▶ **Stated problem**: Copy the part of the records that opens with the first line and closes with the line containing "site-logo[interactable]: sugar. [429,69,574,119]", keeping every line exactly the same.

▶ **Extracted data entries**:
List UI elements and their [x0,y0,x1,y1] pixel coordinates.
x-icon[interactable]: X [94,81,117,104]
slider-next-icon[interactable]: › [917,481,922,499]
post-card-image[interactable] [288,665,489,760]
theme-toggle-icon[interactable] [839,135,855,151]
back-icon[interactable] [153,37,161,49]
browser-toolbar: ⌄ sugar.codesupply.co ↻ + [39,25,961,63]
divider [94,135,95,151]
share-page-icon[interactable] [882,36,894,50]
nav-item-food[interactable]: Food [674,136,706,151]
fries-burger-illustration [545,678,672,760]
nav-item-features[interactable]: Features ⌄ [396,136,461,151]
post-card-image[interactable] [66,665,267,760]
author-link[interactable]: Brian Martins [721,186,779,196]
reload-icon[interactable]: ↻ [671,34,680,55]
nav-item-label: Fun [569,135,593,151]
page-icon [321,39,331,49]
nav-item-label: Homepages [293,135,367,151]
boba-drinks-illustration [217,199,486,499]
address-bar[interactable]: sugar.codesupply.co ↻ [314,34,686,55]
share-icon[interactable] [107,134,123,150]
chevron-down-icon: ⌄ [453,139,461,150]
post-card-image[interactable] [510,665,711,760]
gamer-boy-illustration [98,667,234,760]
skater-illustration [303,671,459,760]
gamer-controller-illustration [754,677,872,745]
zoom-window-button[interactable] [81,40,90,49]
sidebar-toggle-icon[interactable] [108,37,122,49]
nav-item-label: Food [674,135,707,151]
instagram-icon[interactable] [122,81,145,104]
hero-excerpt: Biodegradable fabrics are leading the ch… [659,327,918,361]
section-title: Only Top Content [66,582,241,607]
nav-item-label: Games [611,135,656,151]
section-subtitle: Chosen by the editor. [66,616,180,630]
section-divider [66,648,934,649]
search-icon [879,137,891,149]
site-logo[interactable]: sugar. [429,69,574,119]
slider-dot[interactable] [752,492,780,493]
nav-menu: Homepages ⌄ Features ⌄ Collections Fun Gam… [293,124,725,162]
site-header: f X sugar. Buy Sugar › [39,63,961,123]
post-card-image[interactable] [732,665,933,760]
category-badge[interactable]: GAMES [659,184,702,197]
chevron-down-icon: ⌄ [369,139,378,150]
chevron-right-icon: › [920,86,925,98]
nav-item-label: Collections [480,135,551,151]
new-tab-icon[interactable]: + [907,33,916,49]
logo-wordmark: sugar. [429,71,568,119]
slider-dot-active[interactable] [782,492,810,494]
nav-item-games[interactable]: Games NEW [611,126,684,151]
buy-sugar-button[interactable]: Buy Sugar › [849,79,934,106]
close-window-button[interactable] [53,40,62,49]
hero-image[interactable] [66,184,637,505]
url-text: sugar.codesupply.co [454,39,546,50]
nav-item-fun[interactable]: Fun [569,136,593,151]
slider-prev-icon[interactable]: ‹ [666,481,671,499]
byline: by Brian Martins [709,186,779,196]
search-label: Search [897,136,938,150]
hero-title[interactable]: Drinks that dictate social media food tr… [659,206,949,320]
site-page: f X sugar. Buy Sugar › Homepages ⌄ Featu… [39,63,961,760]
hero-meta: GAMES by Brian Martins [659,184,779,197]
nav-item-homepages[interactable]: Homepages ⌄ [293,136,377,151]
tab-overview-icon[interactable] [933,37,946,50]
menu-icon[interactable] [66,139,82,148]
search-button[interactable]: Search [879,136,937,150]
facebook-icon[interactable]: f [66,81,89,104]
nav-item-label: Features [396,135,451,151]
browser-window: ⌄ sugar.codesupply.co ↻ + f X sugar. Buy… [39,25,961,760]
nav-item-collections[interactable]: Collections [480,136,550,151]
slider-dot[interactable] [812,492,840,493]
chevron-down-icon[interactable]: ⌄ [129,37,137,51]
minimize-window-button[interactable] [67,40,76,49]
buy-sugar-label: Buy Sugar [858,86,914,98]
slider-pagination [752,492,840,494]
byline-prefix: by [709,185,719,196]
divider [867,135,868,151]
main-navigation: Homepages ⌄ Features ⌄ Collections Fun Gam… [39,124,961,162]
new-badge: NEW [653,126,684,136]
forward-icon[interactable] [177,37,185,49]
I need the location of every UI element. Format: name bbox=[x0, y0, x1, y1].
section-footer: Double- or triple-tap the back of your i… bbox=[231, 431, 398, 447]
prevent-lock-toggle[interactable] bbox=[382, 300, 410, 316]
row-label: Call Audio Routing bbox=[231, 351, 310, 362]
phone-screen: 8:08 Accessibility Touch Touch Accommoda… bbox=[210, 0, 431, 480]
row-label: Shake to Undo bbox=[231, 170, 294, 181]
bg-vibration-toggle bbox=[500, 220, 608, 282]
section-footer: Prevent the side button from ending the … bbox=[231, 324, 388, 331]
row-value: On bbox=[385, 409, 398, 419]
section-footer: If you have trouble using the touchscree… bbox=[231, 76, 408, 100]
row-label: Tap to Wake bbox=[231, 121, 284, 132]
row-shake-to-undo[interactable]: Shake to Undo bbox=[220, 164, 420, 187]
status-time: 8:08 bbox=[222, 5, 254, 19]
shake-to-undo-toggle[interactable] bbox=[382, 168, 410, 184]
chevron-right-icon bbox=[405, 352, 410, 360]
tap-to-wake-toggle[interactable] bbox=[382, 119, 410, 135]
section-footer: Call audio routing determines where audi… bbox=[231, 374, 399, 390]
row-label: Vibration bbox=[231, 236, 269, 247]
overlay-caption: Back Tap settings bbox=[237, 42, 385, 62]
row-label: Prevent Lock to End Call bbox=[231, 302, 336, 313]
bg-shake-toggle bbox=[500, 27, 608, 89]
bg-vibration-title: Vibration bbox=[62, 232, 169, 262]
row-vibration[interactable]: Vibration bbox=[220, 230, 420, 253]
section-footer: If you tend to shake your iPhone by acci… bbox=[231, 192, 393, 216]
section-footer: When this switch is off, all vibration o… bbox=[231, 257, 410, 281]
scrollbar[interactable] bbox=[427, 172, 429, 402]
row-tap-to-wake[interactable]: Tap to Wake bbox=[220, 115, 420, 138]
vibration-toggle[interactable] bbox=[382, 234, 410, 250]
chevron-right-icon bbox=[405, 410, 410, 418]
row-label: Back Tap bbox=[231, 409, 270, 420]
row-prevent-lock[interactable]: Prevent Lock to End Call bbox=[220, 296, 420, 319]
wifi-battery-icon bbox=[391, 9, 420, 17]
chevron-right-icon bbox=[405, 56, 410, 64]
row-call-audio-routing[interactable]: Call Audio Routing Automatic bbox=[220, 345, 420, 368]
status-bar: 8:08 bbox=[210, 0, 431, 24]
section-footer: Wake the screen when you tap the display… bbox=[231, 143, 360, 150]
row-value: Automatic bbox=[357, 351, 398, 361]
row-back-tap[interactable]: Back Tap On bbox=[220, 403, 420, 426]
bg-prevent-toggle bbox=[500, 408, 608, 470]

▶ **Result of the exercise**:
List UI elements and their [x0,y0,x1,y1] pixel coordinates.
x-icon[interactable]: X [94,81,117,104]
slider-next-icon[interactable]: › [917,481,922,499]
post-card-image[interactable] [288,665,489,760]
theme-toggle-icon[interactable] [839,135,855,151]
back-icon[interactable] [153,37,161,49]
browser-toolbar: ⌄ sugar.codesupply.co ↻ + [39,25,961,63]
divider [94,135,95,151]
share-page-icon[interactable] [882,36,894,50]
nav-item-food[interactable]: Food [674,136,706,151]
fries-burger-illustration [545,678,672,760]
nav-item-features[interactable]: Features ⌄ [396,136,461,151]
post-card-image[interactable] [66,665,267,760]
author-link[interactable]: Brian Martins [721,186,779,196]
reload-icon[interactable]: ↻ [671,34,680,55]
nav-item-label: Fun [569,135,593,151]
page-icon [321,39,331,49]
nav-item-label: Homepages [293,135,367,151]
boba-drinks-illustration [217,199,486,499]
address-bar[interactable]: sugar.codesupply.co ↻ [314,34,686,55]
share-icon[interactable] [107,134,123,150]
chevron-down-icon: ⌄ [453,139,461,150]
post-card-image[interactable] [510,665,711,760]
gamer-boy-illustration [98,667,234,760]
skater-illustration [303,671,459,760]
gamer-controller-illustration [754,677,872,745]
zoom-window-button[interactable] [81,40,90,49]
sidebar-toggle-icon[interactable] [108,37,122,49]
nav-item-label: Food [674,135,707,151]
instagram-icon[interactable] [122,81,145,104]
hero-excerpt: Biodegradable fabrics are leading the ch… [659,327,918,361]
section-title: Only Top Content [66,582,241,607]
nav-item-label: Games [611,135,656,151]
section-subtitle: Chosen by the editor. [66,616,180,630]
section-divider [66,648,934,649]
search-icon [879,137,891,149]
site-logo[interactable]: sugar. [429,69,574,119]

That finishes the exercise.